* _THE REQUEST_: Scan the listing below. Report each line that includes "content".

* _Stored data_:
"""

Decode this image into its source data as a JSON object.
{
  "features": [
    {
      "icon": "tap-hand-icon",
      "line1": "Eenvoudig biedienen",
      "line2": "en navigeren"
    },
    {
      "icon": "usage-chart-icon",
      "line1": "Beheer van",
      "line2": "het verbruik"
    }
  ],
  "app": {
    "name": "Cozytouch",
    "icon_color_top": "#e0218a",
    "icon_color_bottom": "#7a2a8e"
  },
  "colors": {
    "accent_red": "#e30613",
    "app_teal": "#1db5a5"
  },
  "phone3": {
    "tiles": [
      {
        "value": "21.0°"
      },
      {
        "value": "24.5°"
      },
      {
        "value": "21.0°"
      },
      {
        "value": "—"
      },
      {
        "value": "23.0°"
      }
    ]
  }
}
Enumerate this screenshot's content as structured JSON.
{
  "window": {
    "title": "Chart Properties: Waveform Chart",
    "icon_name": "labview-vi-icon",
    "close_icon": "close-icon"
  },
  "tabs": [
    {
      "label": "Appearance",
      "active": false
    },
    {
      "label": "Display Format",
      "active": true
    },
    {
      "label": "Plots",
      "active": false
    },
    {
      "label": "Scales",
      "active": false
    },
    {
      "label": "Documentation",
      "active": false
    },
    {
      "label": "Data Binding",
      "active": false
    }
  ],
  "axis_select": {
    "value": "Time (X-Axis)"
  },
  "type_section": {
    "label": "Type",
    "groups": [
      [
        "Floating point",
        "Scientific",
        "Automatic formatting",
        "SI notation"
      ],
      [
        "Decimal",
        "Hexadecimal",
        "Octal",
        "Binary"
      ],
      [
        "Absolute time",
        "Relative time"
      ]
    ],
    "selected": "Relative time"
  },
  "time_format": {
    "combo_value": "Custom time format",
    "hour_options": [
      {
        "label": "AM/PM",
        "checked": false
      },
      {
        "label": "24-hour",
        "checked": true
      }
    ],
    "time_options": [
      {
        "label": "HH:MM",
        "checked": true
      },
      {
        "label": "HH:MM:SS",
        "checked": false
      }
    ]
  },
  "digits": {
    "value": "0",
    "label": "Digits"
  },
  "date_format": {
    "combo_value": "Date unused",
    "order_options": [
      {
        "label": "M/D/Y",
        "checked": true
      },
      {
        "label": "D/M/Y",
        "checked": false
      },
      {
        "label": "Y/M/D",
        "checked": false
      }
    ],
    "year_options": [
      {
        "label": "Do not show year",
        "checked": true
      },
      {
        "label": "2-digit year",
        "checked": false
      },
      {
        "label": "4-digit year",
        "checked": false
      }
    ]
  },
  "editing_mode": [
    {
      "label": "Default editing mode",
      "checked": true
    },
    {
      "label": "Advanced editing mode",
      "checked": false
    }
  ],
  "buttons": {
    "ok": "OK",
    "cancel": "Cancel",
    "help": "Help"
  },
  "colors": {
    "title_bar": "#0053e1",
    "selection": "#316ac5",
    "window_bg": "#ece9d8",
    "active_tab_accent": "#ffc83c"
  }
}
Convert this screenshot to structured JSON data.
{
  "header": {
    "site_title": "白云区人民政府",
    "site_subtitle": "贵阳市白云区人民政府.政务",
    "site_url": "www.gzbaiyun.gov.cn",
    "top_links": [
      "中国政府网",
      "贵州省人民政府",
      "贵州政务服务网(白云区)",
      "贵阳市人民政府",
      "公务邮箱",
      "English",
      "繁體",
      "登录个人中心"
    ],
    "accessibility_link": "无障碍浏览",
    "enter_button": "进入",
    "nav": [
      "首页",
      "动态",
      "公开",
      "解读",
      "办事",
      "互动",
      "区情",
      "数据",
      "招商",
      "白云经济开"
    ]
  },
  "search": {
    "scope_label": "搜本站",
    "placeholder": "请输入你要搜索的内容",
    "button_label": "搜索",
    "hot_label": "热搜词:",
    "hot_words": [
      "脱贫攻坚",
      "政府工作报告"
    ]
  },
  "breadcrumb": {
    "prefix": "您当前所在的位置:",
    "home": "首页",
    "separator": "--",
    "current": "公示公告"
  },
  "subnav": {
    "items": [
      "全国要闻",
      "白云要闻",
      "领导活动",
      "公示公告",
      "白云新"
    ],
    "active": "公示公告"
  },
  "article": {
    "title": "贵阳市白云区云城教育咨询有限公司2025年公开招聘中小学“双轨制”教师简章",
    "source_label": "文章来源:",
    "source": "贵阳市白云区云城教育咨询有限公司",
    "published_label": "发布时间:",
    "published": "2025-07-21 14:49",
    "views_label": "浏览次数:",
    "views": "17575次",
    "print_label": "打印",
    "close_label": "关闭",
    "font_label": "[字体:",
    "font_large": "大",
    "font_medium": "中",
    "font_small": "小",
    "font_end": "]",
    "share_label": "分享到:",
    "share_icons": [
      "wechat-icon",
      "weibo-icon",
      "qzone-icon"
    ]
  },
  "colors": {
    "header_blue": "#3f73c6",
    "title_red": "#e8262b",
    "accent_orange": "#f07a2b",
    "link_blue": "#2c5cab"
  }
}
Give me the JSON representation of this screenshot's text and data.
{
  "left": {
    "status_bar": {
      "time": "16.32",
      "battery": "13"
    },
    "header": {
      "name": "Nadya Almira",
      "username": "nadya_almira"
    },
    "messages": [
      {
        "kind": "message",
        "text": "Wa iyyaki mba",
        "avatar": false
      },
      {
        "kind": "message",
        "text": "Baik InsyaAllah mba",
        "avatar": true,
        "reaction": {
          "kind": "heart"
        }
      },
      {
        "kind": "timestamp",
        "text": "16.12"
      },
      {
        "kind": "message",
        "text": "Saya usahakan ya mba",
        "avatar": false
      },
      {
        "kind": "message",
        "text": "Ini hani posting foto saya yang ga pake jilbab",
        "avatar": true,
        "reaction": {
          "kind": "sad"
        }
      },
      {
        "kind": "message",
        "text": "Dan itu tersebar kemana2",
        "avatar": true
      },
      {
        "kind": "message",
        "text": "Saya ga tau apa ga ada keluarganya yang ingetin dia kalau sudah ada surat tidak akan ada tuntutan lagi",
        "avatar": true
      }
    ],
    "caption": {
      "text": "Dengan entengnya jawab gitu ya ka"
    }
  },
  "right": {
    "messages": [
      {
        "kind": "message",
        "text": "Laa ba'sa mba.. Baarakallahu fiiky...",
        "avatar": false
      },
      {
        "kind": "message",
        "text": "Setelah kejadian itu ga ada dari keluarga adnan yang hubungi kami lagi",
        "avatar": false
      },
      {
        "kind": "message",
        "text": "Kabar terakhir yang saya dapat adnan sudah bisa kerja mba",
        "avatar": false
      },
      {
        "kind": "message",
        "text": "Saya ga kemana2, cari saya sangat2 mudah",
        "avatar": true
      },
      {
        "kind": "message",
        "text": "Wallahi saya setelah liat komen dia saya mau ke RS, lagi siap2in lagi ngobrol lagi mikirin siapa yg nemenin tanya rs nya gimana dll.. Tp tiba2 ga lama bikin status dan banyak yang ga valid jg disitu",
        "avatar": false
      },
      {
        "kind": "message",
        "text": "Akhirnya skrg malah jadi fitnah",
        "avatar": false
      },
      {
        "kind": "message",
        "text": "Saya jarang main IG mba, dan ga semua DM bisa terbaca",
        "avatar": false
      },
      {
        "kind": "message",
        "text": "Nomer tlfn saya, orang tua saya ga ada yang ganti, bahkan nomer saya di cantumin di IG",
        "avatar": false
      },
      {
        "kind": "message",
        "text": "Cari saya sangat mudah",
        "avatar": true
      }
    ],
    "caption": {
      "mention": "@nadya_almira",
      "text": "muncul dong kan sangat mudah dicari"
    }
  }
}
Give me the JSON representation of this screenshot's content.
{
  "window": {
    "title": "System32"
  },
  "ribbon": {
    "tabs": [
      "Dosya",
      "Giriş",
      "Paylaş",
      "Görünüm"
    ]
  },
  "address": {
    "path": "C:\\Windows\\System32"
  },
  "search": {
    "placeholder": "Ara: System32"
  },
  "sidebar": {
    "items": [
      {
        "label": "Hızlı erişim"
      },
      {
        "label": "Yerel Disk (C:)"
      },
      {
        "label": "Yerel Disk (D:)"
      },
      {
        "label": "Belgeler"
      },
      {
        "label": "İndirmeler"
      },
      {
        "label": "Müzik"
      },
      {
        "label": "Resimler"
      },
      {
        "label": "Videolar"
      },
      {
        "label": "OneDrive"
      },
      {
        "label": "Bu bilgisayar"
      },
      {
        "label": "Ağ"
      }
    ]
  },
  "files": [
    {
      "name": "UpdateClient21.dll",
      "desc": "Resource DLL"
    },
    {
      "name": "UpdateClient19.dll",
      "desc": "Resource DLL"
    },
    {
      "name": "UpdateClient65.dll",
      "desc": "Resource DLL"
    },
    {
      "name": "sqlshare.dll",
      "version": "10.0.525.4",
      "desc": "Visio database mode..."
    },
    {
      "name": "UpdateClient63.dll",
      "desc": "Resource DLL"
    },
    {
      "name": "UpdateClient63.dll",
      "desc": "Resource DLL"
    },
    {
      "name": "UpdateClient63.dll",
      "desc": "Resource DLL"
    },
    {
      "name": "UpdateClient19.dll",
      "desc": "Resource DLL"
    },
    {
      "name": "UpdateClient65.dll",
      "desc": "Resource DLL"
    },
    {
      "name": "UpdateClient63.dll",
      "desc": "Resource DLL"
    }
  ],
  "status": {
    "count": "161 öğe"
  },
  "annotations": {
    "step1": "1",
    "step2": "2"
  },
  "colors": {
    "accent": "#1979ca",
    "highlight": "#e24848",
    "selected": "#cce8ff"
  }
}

"""

* _OUTPUT BELOW_:
Enumerate this screenshot's content as structured JSON.
Give me the JSON representation of this screenshot's content.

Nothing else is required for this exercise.